» SHORT EXERCISE
Exclude the pictures, then copy all remaining records exactly.

» MATERIAL SHOWN
========================

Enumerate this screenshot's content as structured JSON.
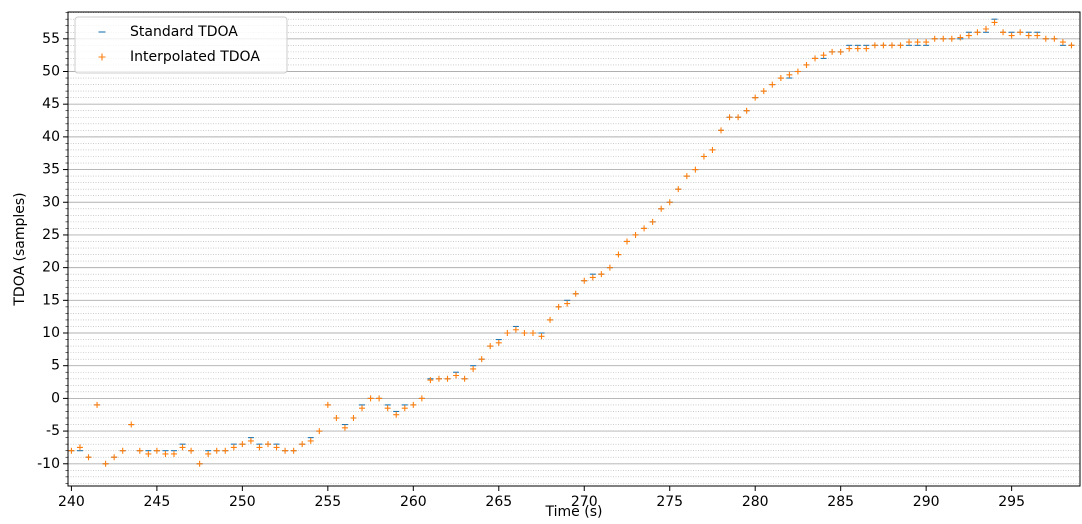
{
  "chart_data": {
    "type": "scatter",
    "xlabel": "Time (s)",
    "ylabel": "TDOA (samples)",
    "x": [
      240,
      240.5,
      241,
      241.5,
      242,
      242.5,
      243,
      243.5,
      244,
      244.5,
      245,
      245.5,
      246,
      246.5,
      247,
      247.5,
      248,
      248.5,
      249,
      249.5,
      250,
      250.5,
      251,
      251.5,
      252,
      252.5,
      253,
      253.5,
      254,
      254.5,
      255,
      255.5,
      256,
      256.5,
      257,
      257.5,
      258,
      258.5,
      259,
      259.5,
      260,
      260.5,
      261,
      261.5,
      262,
      262.5,
      263,
      263.5,
      264,
      264.5,
      265,
      265.5,
      266,
      266.5,
      267,
      267.5,
      268,
      268.5,
      269,
      269.5,
      270,
      270.5,
      271,
      271.5,
      272,
      272.5,
      273,
      273.5,
      274,
      274.5,
      275,
      275.5,
      276,
      276.5,
      277,
      277.5,
      278,
      278.5,
      279,
      279.5,
      280,
      280.5,
      281,
      281.5,
      282,
      282.5,
      283,
      283.5,
      284,
      284.5,
      285,
      285.5,
      286,
      286.5,
      287,
      287.5,
      288,
      288.5,
      289,
      289.5,
      290,
      290.5,
      291,
      291.5,
      292,
      292.5,
      293,
      293.5,
      294,
      294.5,
      295,
      295.5,
      296,
      296.5,
      297,
      297.5,
      298,
      298.5
    ],
    "series": [
      {
        "name": "Standard TDOA",
        "color": "#1f77b4",
        "marker": "_",
        "values": [
          -8,
          -8,
          -9,
          -1,
          -10,
          -9,
          -8,
          -4,
          -8,
          -8,
          -8,
          -8,
          -8,
          -7,
          -8,
          -10,
          -8,
          -8,
          -8,
          -7,
          -7,
          -6,
          -7,
          -7,
          -7,
          -8,
          -8,
          -7,
          -6,
          -5,
          -1,
          -3,
          -4,
          -3,
          -1,
          0,
          0,
          -1,
          -2,
          -1,
          -1,
          0,
          3,
          3,
          3,
          4,
          3,
          5,
          6,
          8,
          9,
          10,
          11,
          10,
          10,
          10,
          12,
          14,
          15,
          16,
          18,
          19,
          19,
          20,
          22,
          24,
          25,
          26,
          27,
          29,
          30,
          32,
          34,
          35,
          37,
          38,
          41,
          43,
          43,
          44,
          46,
          47,
          48,
          49,
          49,
          50,
          51,
          52,
          52,
          53,
          53,
          54,
          54,
          54,
          54,
          54,
          54,
          54,
          54,
          54,
          54,
          55,
          55,
          55,
          55,
          56,
          56,
          56,
          58,
          56,
          56,
          56,
          56,
          56,
          55,
          55,
          54,
          54
        ]
      },
      {
        "name": "Interpolated TDOA",
        "color": "#ff7f0e",
        "marker": "+",
        "values": [
          -8,
          -7.5,
          -9,
          -1,
          -10,
          -9,
          -8,
          -4,
          -8,
          -8.5,
          -8,
          -8.5,
          -8.5,
          -7.5,
          -8,
          -10,
          -8.5,
          -8,
          -8,
          -7.5,
          -7,
          -6.5,
          -7.5,
          -7,
          -7.5,
          -8,
          -8,
          -7,
          -6.5,
          -5,
          -1,
          -3,
          -4.5,
          -3,
          -1.5,
          0,
          0,
          -1.5,
          -2.5,
          -1.5,
          -1,
          0,
          2.8,
          3,
          3,
          3.5,
          3,
          4.5,
          6,
          8,
          8.5,
          10,
          10.5,
          10,
          10,
          9.5,
          12,
          14,
          14.5,
          16,
          18,
          18.5,
          19,
          20,
          22,
          24,
          25,
          26,
          27,
          29,
          30,
          32,
          34,
          35,
          37,
          38,
          41,
          43,
          43,
          44,
          46,
          47,
          48,
          49,
          49.5,
          50,
          51,
          52,
          52.5,
          53,
          53,
          53.5,
          53.5,
          53.5,
          54,
          54,
          54,
          54,
          54.5,
          54.5,
          54.5,
          55,
          55,
          55,
          55.2,
          55.5,
          56,
          56.5,
          57.5,
          56,
          55.5,
          56,
          55.5,
          55.5,
          55,
          55,
          54.5,
          54
        ]
      }
    ],
    "xlim": [
      239.8,
      299
    ],
    "ylim": [
      -13.4,
      59.1
    ],
    "xticks": [
      240,
      245,
      250,
      255,
      260,
      265,
      270,
      275,
      280,
      285,
      290,
      295
    ],
    "yticks": [
      -10,
      -5,
      0,
      5,
      10,
      15,
      20,
      25,
      30,
      35,
      40,
      45,
      50,
      55
    ],
    "yminorticks": [
      -13,
      -12,
      -11,
      -10,
      -9,
      -8,
      -7,
      -6,
      -5,
      -4,
      -3,
      -2,
      -1,
      0,
      1,
      2,
      3,
      4,
      5,
      6,
      7,
      8,
      9,
      10,
      11,
      12,
      13,
      14,
      15,
      16,
      17,
      18,
      19,
      20,
      21,
      22,
      23,
      24,
      25,
      26,
      27,
      28,
      29,
      30,
      31,
      32,
      33,
      34,
      35,
      36,
      37,
      38,
      39,
      40,
      41,
      42,
      43,
      44,
      45,
      46,
      47,
      48,
      49,
      50,
      51,
      52,
      53,
      54,
      55,
      56,
      57,
      58,
      59
    ],
    "grid": true,
    "legend": "upper left"
  }
}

========================

» TASK ANSWER
Enumerate this screenshot's content as structured JSON.
{
  "chart_data": {
    "type": "scatter",
    "xlabel": "Time (s)",
    "ylabel": "TDOA (samples)",
    "x": [
      240,
      240.5,
      241,
      241.5,
      242,
      242.5,
      243,
      243.5,
      244,
      244.5,
      245,
      245.5,
      246,
      246.5,
      247,
      247.5,
      248,
      248.5,
      249,
      249.5,
      250,
      250.5,
      251,
      251.5,
      252,
      252.5,
      253,
      253.5,
      254,
      254.5,
      255,
      255.5,
      256,
      256.5,
      257,
      257.5,
      258,
      258.5,
      259,
      259.5,
      260,
      260.5,
      261,
      261.5,
      262,
      262.5,
      263,
      263.5,
      264,
      264.5,
      265,
      265.5,
      266,
      266.5,
      267,
      267.5,
      268,
      268.5,
      269,
      269.5,
      270,
      270.5,
      271,
      271.5,
      272,
      272.5,
      273,
      273.5,
      274,
      274.5,
      275,
      275.5,
      276,
      276.5,
      277,
      277.5,
      278,
      278.5,
      279,
      279.5,
      280,
      280.5,
      281,
      281.5,
      282,
      282.5,
      283,
      283.5,
      284,
      284.5,
      285,
      285.5,
      286,
      286.5,
      287,
      287.5,
      288,
      288.5,
      289,
      289.5,
      290,
      290.5,
      291,
      291.5,
      292,
      292.5,
      293,
      293.5,
      294,
      294.5,
      295,
      295.5,
      296,
      296.5,
      297,
      297.5,
      298,
      298.5
    ],
    "series": [
      {
        "name": "Standard TDOA",
        "color": "#1f77b4",
        "marker": "_",
        "values": [
          -8,
          -8,
          -9,
          -1,
          -10,
          -9,
          -8,
          -4,
          -8,
          -8,
          -8,
          -8,
          -8,
          -7,
          -8,
          -10,
          -8,
          -8,
          -8,
          -7,
          -7,
          -6,
          -7,
          -7,
          -7,
          -8,
          -8,
          -7,
          -6,
          -5,
          -1,
          -3,
          -4,
          -3,
          -1,
          0,
          0,
          -1,
          -2,
          -1,
          -1,
          0,
          3,
          3,
          3,
          4,
          3,
          5,
          6,
          8,
          9,
          10,
          11,
          10,
          10,
          10,
          12,
          14,
          15,
          16,
          18,
          19,
          19,
          20,
          22,
          24,
          25,
          26,
          27,
          29,
          30,
          32,
          34,
          35,
          37,
          38,
          41,
          43,
          43,
          44,
          46,
          47,
          48,
          49,
          49,
          50,
          51,
          52,
          52,
          53,
          53,
          54,
          54,
          54,
          54,
          54,
          54,
          54,
          54,
          54,
          54,
          55,
          55,
          55,
          55,
          56,
          56,
          56,
          58,
          56,
          56,
          56,
          56,
          56,
          55,
          55,
          54,
          54
        ]
      },
      {
        "name": "Interpolated TDOA",
        "color": "#ff7f0e",
        "marker": "+",
        "values": [
          -8,
          -7.5,
          -9,
          -1,
          -10,
          -9,
          -8,
          -4,
          -8,
          -8.5,
          -8,
          -8.5,
          -8.5,
          -7.5,
          -8,
          -10,
          -8.5,
          -8,
          -8,
          -7.5,
          -7,
          -6.5,
          -7.5,
          -7,
          -7.5,
          -8,
          -8,
          -7,
          -6.5,
          -5,
          -1,
          -3,
          -4.5,
          -3,
          -1.5,
          0,
          0,
          -1.5,
          -2.5,
          -1.5,
          -1,
          0,
          2.8,
          3,
          3,
          3.5,
          3,
          4.5,
          6,
          8,
          8.5,
          10,
          10.5,
          10,
          10,
          9.5,
          12,
          14,
          14.5,
          16,
          18,
          18.5,
          19,
          20,
          22,
          24,
          25,
          26,
          27,
          29,
          30,
          32,
          34,
          35,
          37,
          38,
          41,
          43,
          43,
          44,
          46,
          47,
          48,
          49,
          49.5,
          50,
          51,
          52,
          52.5,
          53,
          53,
          53.5,
          53.5,
          53.5,
          54,
          54,
          54,
          54,
          54.5,
          54.5,
          54.5,
          55,
          55,
          55,
          55.2,
          55.5,
          56,
          56.5,
          57.5,
          56,
          55.5,
          56,
          55.5,
          55.5,
          55,
          55,
          54.5,
          54
        ]
      }
    ],
    "xlim": [
      239.8,
      299
    ],
    "ylim": [
      -13.4,
      59.1
    ],
    "xticks": [
      240,
      245,
      250,
      255,
      260,
      265,
      270,
      275,
      280,
      285,
      290,
      295
    ],
    "yticks": [
      -10,
      -5,
      0,
      5,
      10,
      15,
      20,
      25,
      30,
      35,
      40,
      45,
      50,
      55
    ],
    "yminorticks": [
      -13,
      -12,
      -11,
      -10,
      -9,
      -8,
      -7,
      -6,
      -5,
      -4,
      -3,
      -2,
      -1,
      0,
      1,
      2,
      3,
      4,
      5,
      6,
      7,
      8,
      9,
      10,
      11,
      12,
      13,
      14,
      15,
      16,
      17,
      18,
      19,
      20,
      21,
      22,
      23,
      24,
      25,
      26,
      27,
      28,
      29,
      30,
      31,
      32,
      33,
      34,
      35,
      36,
      37,
      38,
      39,
      40,
      41,
      42,
      43,
      44,
      45,
      46,
      47,
      48,
      49,
      50,
      51,
      52,
      53,
      54,
      55,
      56,
      57,
      58,
      59
    ],
    "grid": true,
    "legend": "upper left"
  }
}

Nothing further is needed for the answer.